Exercise:
Extract the entries in their exact form.

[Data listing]
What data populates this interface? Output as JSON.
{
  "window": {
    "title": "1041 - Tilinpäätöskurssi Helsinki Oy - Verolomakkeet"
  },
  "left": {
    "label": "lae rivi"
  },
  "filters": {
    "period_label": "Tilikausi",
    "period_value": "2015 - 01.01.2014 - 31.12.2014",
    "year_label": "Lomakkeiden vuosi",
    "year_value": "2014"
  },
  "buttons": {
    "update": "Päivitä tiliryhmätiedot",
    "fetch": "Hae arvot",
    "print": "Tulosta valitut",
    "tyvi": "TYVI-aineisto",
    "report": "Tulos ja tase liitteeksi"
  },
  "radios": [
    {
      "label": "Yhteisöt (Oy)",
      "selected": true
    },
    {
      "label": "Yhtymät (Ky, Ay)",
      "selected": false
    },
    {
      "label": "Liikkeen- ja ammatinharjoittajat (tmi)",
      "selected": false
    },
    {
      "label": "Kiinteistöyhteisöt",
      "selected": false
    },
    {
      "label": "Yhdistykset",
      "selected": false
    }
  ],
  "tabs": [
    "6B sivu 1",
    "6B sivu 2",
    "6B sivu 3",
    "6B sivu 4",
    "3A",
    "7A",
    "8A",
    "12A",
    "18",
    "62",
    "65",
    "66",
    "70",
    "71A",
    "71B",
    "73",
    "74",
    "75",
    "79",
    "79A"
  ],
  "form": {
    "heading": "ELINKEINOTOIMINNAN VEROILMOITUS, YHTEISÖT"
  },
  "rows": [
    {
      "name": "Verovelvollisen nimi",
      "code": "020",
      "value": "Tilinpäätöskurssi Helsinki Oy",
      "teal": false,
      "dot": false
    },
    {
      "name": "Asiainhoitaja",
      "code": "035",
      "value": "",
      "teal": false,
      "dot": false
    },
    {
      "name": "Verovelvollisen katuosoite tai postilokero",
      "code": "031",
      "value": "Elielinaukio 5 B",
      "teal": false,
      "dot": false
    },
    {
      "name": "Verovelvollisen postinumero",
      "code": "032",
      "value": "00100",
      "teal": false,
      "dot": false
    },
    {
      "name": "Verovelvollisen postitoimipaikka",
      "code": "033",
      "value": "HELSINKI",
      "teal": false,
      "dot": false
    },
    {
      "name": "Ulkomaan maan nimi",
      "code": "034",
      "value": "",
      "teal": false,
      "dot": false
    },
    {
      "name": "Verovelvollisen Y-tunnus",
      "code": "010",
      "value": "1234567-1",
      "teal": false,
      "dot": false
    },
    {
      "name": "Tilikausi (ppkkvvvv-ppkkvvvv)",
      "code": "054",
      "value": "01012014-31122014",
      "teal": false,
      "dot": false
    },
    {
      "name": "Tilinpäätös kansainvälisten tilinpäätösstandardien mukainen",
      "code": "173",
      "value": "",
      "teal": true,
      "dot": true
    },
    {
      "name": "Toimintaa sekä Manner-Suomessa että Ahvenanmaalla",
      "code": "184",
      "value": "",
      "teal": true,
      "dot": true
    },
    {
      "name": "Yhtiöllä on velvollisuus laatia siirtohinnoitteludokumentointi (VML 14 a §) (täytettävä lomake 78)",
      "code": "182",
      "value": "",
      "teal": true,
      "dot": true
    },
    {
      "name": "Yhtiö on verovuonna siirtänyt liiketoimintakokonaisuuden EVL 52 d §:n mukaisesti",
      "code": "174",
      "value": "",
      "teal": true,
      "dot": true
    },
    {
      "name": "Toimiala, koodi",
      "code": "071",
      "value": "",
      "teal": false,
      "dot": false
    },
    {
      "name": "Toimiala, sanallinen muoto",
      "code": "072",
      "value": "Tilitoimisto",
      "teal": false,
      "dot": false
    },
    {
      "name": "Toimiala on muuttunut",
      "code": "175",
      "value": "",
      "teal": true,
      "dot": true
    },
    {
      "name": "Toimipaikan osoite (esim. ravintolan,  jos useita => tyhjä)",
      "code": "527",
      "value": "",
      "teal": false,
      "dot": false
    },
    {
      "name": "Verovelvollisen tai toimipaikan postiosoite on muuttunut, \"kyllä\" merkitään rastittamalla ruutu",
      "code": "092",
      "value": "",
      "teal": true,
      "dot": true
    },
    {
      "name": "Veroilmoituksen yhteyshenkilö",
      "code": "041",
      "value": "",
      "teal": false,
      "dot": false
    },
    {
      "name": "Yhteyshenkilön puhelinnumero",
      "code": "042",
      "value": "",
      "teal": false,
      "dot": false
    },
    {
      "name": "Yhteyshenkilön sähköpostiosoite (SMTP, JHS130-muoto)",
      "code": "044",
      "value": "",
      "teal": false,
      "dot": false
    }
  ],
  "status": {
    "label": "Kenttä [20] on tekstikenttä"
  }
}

Solution for this exercise:
What data populates this interface? Output as JSON.
{
  "window": {
    "title": "1041 - Tilinpäätöskurssi Helsinki Oy - Verolomakkeet"
  },
  "left": {
    "label": "lae rivi"
  },
  "filters": {
    "period_label": "Tilikausi",
    "period_value": "2015 - 01.01.2014 - 31.12.2014",
    "year_label": "Lomakkeiden vuosi",
    "year_value": "2014"
  },
  "buttons": {
    "update": "Päivitä tiliryhmätiedot",
    "fetch": "Hae arvot",
    "print": "Tulosta valitut",
    "tyvi": "TYVI-aineisto",
    "report": "Tulos ja tase liitteeksi"
  },
  "radios": [
    {
      "label": "Yhteisöt (Oy)",
      "selected": true
    },
    {
      "label": "Yhtymät (Ky, Ay)",
      "selected": false
    },
    {
      "label": "Liikkeen- ja ammatinharjoittajat (tmi)",
      "selected": false
    },
    {
      "label": "Kiinteistöyhteisöt",
      "selected": false
    },
    {
      "label": "Yhdistykset",
      "selected": false
    }
  ],
  "tabs": [
    "6B sivu 1",
    "6B sivu 2",
    "6B sivu 3",
    "6B sivu 4",
    "3A",
    "7A",
    "8A",
    "12A",
    "18",
    "62",
    "65",
    "66",
    "70",
    "71A",
    "71B",
    "73",
    "74",
    "75",
    "79",
    "79A"
  ],
  "form": {
    "heading": "ELINKEINOTOIMINNAN VEROILMOITUS, YHTEISÖT"
  },
  "rows": [
    {
      "name": "Verovelvollisen nimi",
      "code": "020",
      "value": "Tilinpäätöskurssi Helsinki Oy",
      "teal": false,
      "dot": false
    },
    {
      "name": "Asiainhoitaja",
      "code": "035",
      "value": "",
      "teal": false,
      "dot": false
    },
    {
      "name": "Verovelvollisen katuosoite tai postilokero",
      "code": "031",
      "value": "Elielinaukio 5 B",
      "teal": false,
      "dot": false
    },
    {
      "name": "Verovelvollisen postinumero",
      "code": "032",
      "value": "00100",
      "teal": false,
      "dot": false
    },
    {
      "name": "Verovelvollisen postitoimipaikka",
      "code": "033",
      "value": "HELSINKI",
      "teal": false,
      "dot": false
    },
    {
      "name": "Ulkomaan maan nimi",
      "code": "034",
      "value": "",
      "teal": false,
      "dot": false
    },
    {
      "name": "Verovelvollisen Y-tunnus",
      "code": "010",
      "value": "1234567-1",
      "teal": false,
      "dot": false
    },
    {
      "name": "Tilikausi (ppkkvvvv-ppkkvvvv)",
      "code": "054",
      "value": "01012014-31122014",
      "teal": false,
      "dot": false
    },
    {
      "name": "Tilinpäätös kansainvälisten tilinpäätösstandardien mukainen",
      "code": "173",
      "value": "",
      "teal": true,
      "dot": true
    },
    {
      "name": "Toimintaa sekä Manner-Suomessa että Ahvenanmaalla",
      "code": "184",
      "value": "",
      "teal": true,
      "dot": true
    },
    {
      "name": "Yhtiöllä on velvollisuus laatia siirtohinnoitteludokumentointi (VML 14 a §) (täytettävä lomake 78)",
      "code": "182",
      "value": "",
      "teal": true,
      "dot": true
    },
    {
      "name": "Yhtiö on verovuonna siirtänyt liiketoimintakokonaisuuden EVL 52 d §:n mukaisesti",
      "code": "174",
      "value": "",
      "teal": true,
      "dot": true
    },
    {
      "name": "Toimiala, koodi",
      "code": "071",
      "value": "",
      "teal": false,
      "dot": false
    },
    {
      "name": "Toimiala, sanallinen muoto",
      "code": "072",
      "value": "Tilitoimisto",
      "teal": false,
      "dot": false
    },
    {
      "name": "Toimiala on muuttunut",
      "code": "175",
      "value": "",
      "teal": true,
      "dot": true
    },
    {
      "name": "Toimipaikan osoite (esim. ravintolan,  jos useita => tyhjä)",
      "code": "527",
      "value": "",
      "teal": false,
      "dot": false
    },
    {
      "name": "Verovelvollisen tai toimipaikan postiosoite on muuttunut, \"kyllä\" merkitään rastittamalla ruutu",
      "code": "092",
      "value": "",
      "teal": true,
      "dot": true
    },
    {
      "name": "Veroilmoituksen yhteyshenkilö",
      "code": "041",
      "value": "",
      "teal": false,
      "dot": false
    },
    {
      "name": "Yhteyshenkilön puhelinnumero",
      "code": "042",
      "value": "",
      "teal": false,
      "dot": false
    },
    {
      "name": "Yhteyshenkilön sähköpostiosoite (SMTP, JHS130-muoto)",
      "code": "044",
      "value": "",
      "teal": false,
      "dot": false
    }
  ],
  "status": {
    "label": "Kenttä [20] on tekstikenttä"
  }
}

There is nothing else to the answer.